** YOUR INSTRUCTIONS **
Type out the complete listing below word for word, without its pictures.

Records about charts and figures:
┄┄┄┄┄┄

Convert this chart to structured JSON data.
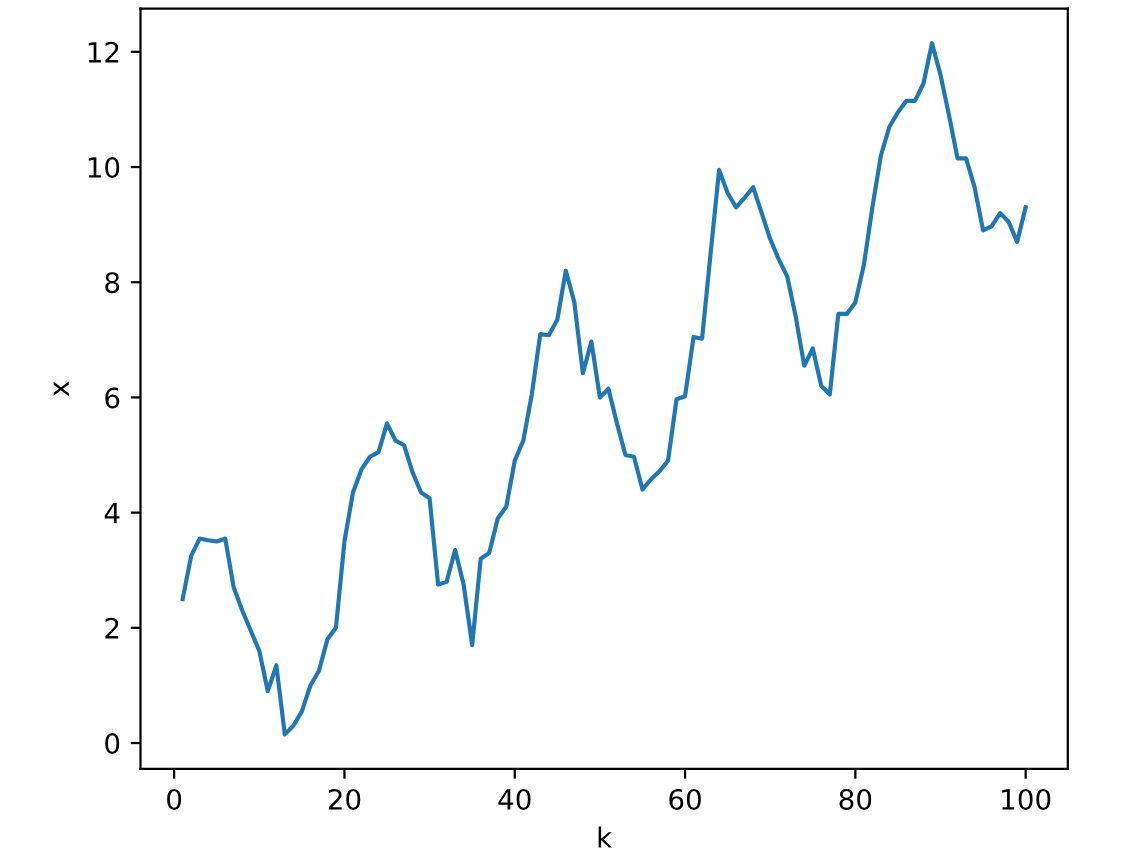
{
  "chart_data": {
    "type": "line",
    "xlabel": "k",
    "ylabel": "x",
    "x": [
      1,
      2,
      3,
      4,
      5,
      6,
      7,
      8,
      9,
      10,
      11,
      12,
      13,
      14,
      15,
      16,
      17,
      18,
      19,
      20,
      21,
      22,
      23,
      24,
      25,
      26,
      27,
      28,
      29,
      30,
      31,
      32,
      33,
      34,
      35,
      36,
      37,
      38,
      39,
      40,
      41,
      42,
      43,
      44,
      45,
      46,
      47,
      48,
      49,
      50,
      51,
      52,
      53,
      54,
      55,
      56,
      57,
      58,
      59,
      60,
      61,
      62,
      63,
      64,
      65,
      66,
      67,
      68,
      69,
      70,
      71,
      72,
      73,
      74,
      75,
      76,
      77,
      78,
      79,
      80,
      81,
      82,
      83,
      84,
      85,
      86,
      87,
      88,
      89,
      90,
      91,
      92,
      93,
      94,
      95,
      96,
      97,
      98,
      99,
      100
    ],
    "series": [
      {
        "color": "#1f77b4",
        "values": [
          2.5,
          3.25,
          3.55,
          3.52,
          3.5,
          3.55,
          2.7,
          2.3,
          1.95,
          1.6,
          0.9,
          1.35,
          0.15,
          0.3,
          0.55,
          1.0,
          1.25,
          1.8,
          2.0,
          3.5,
          4.35,
          4.75,
          4.97,
          5.05,
          5.55,
          5.25,
          5.17,
          4.7,
          4.35,
          4.25,
          2.75,
          2.8,
          3.35,
          2.75,
          1.7,
          3.2,
          3.3,
          3.9,
          4.1,
          4.9,
          5.25,
          6.05,
          7.1,
          7.08,
          7.35,
          8.2,
          7.65,
          6.42,
          6.97,
          6.0,
          6.15,
          5.55,
          5.0,
          4.97,
          4.4,
          4.58,
          4.72,
          4.9,
          5.97,
          6.02,
          7.05,
          7.02,
          8.5,
          9.95,
          9.55,
          9.3,
          9.47,
          9.65,
          9.2,
          8.75,
          8.4,
          8.1,
          7.4,
          6.55,
          6.85,
          6.2,
          6.05,
          7.45,
          7.45,
          7.65,
          8.3,
          9.3,
          10.2,
          10.7,
          10.95,
          11.15,
          11.15,
          11.45,
          12.15,
          11.6,
          10.9,
          10.15,
          10.15,
          9.65,
          8.9,
          8.97,
          9.2,
          9.05,
          8.7,
          9.3
        ]
      }
    ],
    "xlim": [
      -3.95,
      104.95
    ],
    "ylim": [
      -0.45,
      12.75
    ],
    "xticks": [
      0,
      20,
      40,
      60,
      80,
      100
    ],
    "yticks": [
      0,
      2,
      4,
      6,
      8,
      10,
      12
    ],
    "line_style": "solid",
    "grid": false,
    "legend": false
  }
}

┄┄┄┄┄┄

** FULL SOLUTION **
Convert this chart to structured JSON data.
{
  "chart_data": {
    "type": "line",
    "xlabel": "k",
    "ylabel": "x",
    "x": [
      1,
      2,
      3,
      4,
      5,
      6,
      7,
      8,
      9,
      10,
      11,
      12,
      13,
      14,
      15,
      16,
      17,
      18,
      19,
      20,
      21,
      22,
      23,
      24,
      25,
      26,
      27,
      28,
      29,
      30,
      31,
      32,
      33,
      34,
      35,
      36,
      37,
      38,
      39,
      40,
      41,
      42,
      43,
      44,
      45,
      46,
      47,
      48,
      49,
      50,
      51,
      52,
      53,
      54,
      55,
      56,
      57,
      58,
      59,
      60,
      61,
      62,
      63,
      64,
      65,
      66,
      67,
      68,
      69,
      70,
      71,
      72,
      73,
      74,
      75,
      76,
      77,
      78,
      79,
      80,
      81,
      82,
      83,
      84,
      85,
      86,
      87,
      88,
      89,
      90,
      91,
      92,
      93,
      94,
      95,
      96,
      97,
      98,
      99,
      100
    ],
    "series": [
      {
        "color": "#1f77b4",
        "values": [
          2.5,
          3.25,
          3.55,
          3.52,
          3.5,
          3.55,
          2.7,
          2.3,
          1.95,
          1.6,
          0.9,
          1.35,
          0.15,
          0.3,
          0.55,
          1.0,
          1.25,
          1.8,
          2.0,
          3.5,
          4.35,
          4.75,
          4.97,
          5.05,
          5.55,
          5.25,
          5.17,
          4.7,
          4.35,
          4.25,
          2.75,
          2.8,
          3.35,
          2.75,
          1.7,
          3.2,
          3.3,
          3.9,
          4.1,
          4.9,
          5.25,
          6.05,
          7.1,
          7.08,
          7.35,
          8.2,
          7.65,
          6.42,
          6.97,
          6.0,
          6.15,
          5.55,
          5.0,
          4.97,
          4.4,
          4.58,
          4.72,
          4.9,
          5.97,
          6.02,
          7.05,
          7.02,
          8.5,
          9.95,
          9.55,
          9.3,
          9.47,
          9.65,
          9.2,
          8.75,
          8.4,
          8.1,
          7.4,
          6.55,
          6.85,
          6.2,
          6.05,
          7.45,
          7.45,
          7.65,
          8.3,
          9.3,
          10.2,
          10.7,
          10.95,
          11.15,
          11.15,
          11.45,
          12.15,
          11.6,
          10.9,
          10.15,
          10.15,
          9.65,
          8.9,
          8.97,
          9.2,
          9.05,
          8.7,
          9.3
        ]
      }
    ],
    "xlim": [
      -3.95,
      104.95
    ],
    "ylim": [
      -0.45,
      12.75
    ],
    "xticks": [
      0,
      20,
      40,
      60,
      80,
      100
    ],
    "yticks": [
      0,
      2,
      4,
      6,
      8,
      10,
      12
    ],
    "line_style": "solid",
    "grid": false,
    "legend": false
  }
}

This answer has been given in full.